#### To be done
Repeat the material below exactly, with no pictures.

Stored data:
--------------------------------

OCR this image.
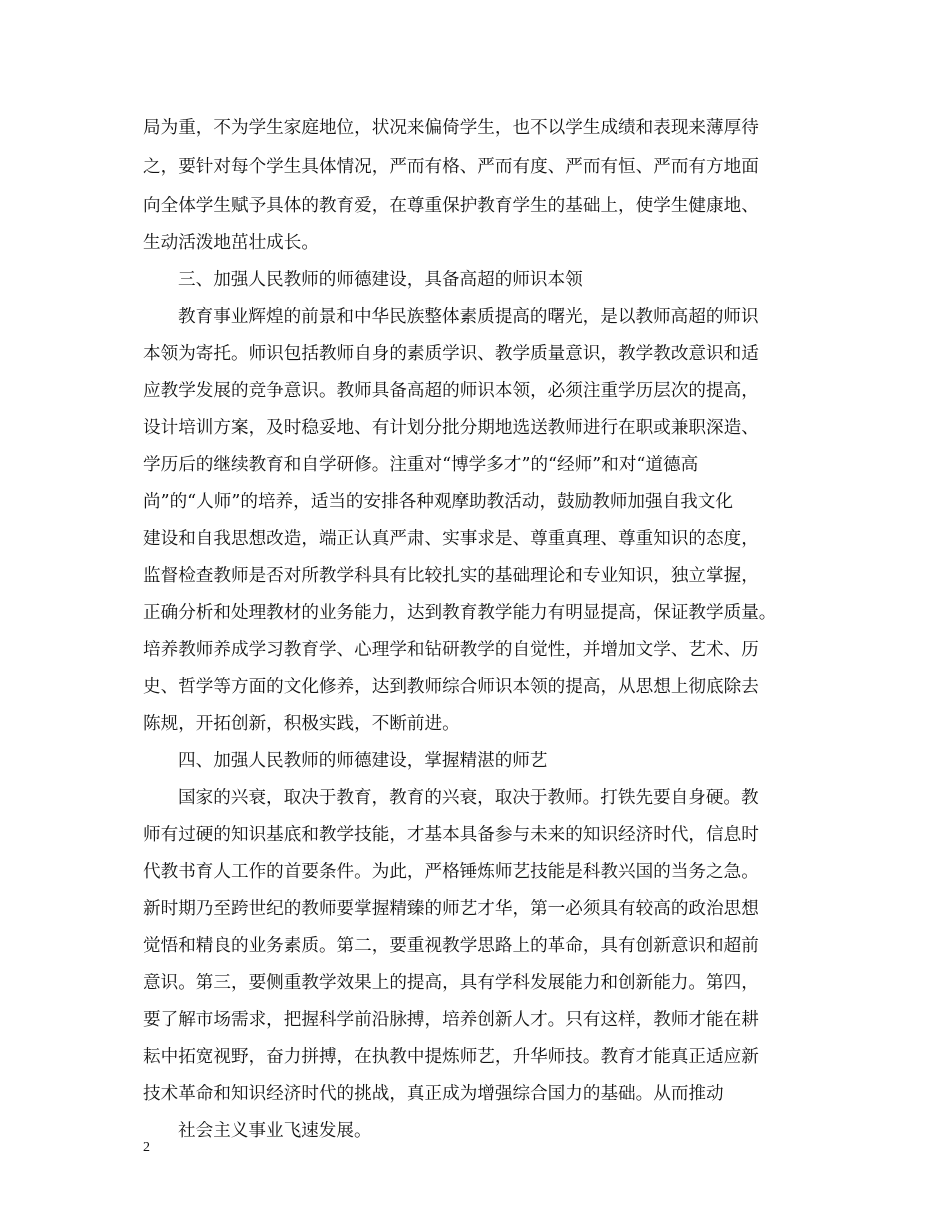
局为重，不为学生家庭地位，状况来偏倚学生，也不以学生成绩和表现来薄厚待
之，要针对每个学生具体情况，严而有格、严而有度、严而有恒、严而有方地面
向全体学生赋予具体的教育爱，在尊重保护教育学生的基础上，使学生健康地、
生动活泼地茁壮成长。
三、加强人民教师的师德建设，具备高超的师识本领
教育事业辉煌的前景和中华民族整体素质提高的曙光，是以教师高超的师识
本领为寄托。师识包括教师自身的素质学识、教学质量意识，教学教改意识和适
应教学发展的竞争意识。教师具备高超的师识本领，必须注重学历层次的提高，
设计培训方案，及时稳妥地、有计划分批分期地选送教师进行在职或兼职深造、
学历后的继续教育和自学研修。注重对“博学多才”的“经师”和对“道德高
尚”的“人师”的培养，适当的安排各种观摩助教活动，鼓励教师加强自我文化
建设和自我思想改造，端正认真严肃、实事求是、尊重真理、尊重知识的态度，
监督检查教师是否对所教学科具有比较扎实的基础理论和专业知识，独立掌握，
正确分析和处理教材的业务能力，达到教育教学能力有明显提高，保证教学质量。
培养教师养成学习教育学、心理学和钻研教学的自觉性，并增加文学、艺术、历
史、哲学等方面的文化修养，达到教师综合师识本领的提高，从思想上彻底除去
陈规，开拓创新，积极实践，不断前进。
四、加强人民教师的师德建设，掌握精湛的师艺
国家的兴衰，取决于教育，教育的兴衰，取决于教师。打铁先要自身硬。教
师有过硬的知识基底和教学技能，才基本具备参与未来的知识经济时代，信息时
代教书育人工作的首要条件。为此，严格锤炼师艺技能是科教兴国的当务之急。
新时期乃至跨世纪的教师要掌握精臻的师艺才华，第一必须具有较高的政治思想
觉悟和精良的业务素质。第二，要重视教学思路上的革命，具有创新意识和超前
意识。第三，要侧重教学效果上的提高，具有学科发展能力和创新能力。第四，
要了解市场需求，把握科学前沿脉搏，培养创新人才。只有这样，教师才能在耕
耘中拓宽视野，奋力拼搏，在执教中提炼师艺，升华师技。教育才能真正适应新
技术革命和知识经济时代的挑战，真正成为增强综合国力的基础。从而推动
社会主义事业飞速发展。
2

--------------------------------

#### Completed exercise
OCR this image.
局为重，不为学生家庭地位，状况来偏倚学生，也不以学生成绩和表现来薄厚待
之，要针对每个学生具体情况，严而有格、严而有度、严而有恒、严而有方地面
向全体学生赋予具体的教育爱，在尊重保护教育学生的基础上，使学生健康地、
生动活泼地茁壮成长。
三、加强人民教师的师德建设，具备高超的师识本领
教育事业辉煌的前景和中华民族整体素质提高的曙光，是以教师高超的师识
本领为寄托。师识包括教师自身的素质学识、教学质量意识，教学教改意识和适
应教学发展的竞争意识。教师具备高超的师识本领，必须注重学历层次的提高，
设计培训方案，及时稳妥地、有计划分批分期地选送教师进行在职或兼职深造、
学历后的继续教育和自学研修。注重对“博学多才”的“经师”和对“道德高
尚”的“人师”的培养，适当的安排各种观摩助教活动，鼓励教师加强自我文化
建设和自我思想改造，端正认真严肃、实事求是、尊重真理、尊重知识的态度，
监督检查教师是否对所教学科具有比较扎实的基础理论和专业知识，独立掌握，
正确分析和处理教材的业务能力，达到教育教学能力有明显提高，保证教学质量。
培养教师养成学习教育学、心理学和钻研教学的自觉性，并增加文学、艺术、历
史、哲学等方面的文化修养，达到教师综合师识本领的提高，从思想上彻底除去
陈规，开拓创新，积极实践，不断前进。
四、加强人民教师的师德建设，掌握精湛的师艺
国家的兴衰，取决于教育，教育的兴衰，取决于教师。打铁先要自身硬。教
师有过硬的知识基底和教学技能，才基本具备参与未来的知识经济时代，信息时
代教书育人工作的首要条件。为此，严格锤炼师艺技能是科教兴国的当务之急。
新时期乃至跨世纪的教师要掌握精臻的师艺才华，第一必须具有较高的政治思想
觉悟和精良的业务素质。第二，要重视教学思路上的革命，具有创新意识和超前
意识。第三，要侧重教学效果上的提高，具有学科发展能力和创新能力。第四，
要了解市场需求，把握科学前沿脉搏，培养创新人才。只有这样，教师才能在耕
耘中拓宽视野，奋力拼搏，在执教中提炼师艺，升华师技。教育才能真正适应新
技术革命和知识经济时代的挑战，真正成为增强综合国力的基础。从而推动
社会主义事业飞速发展。
2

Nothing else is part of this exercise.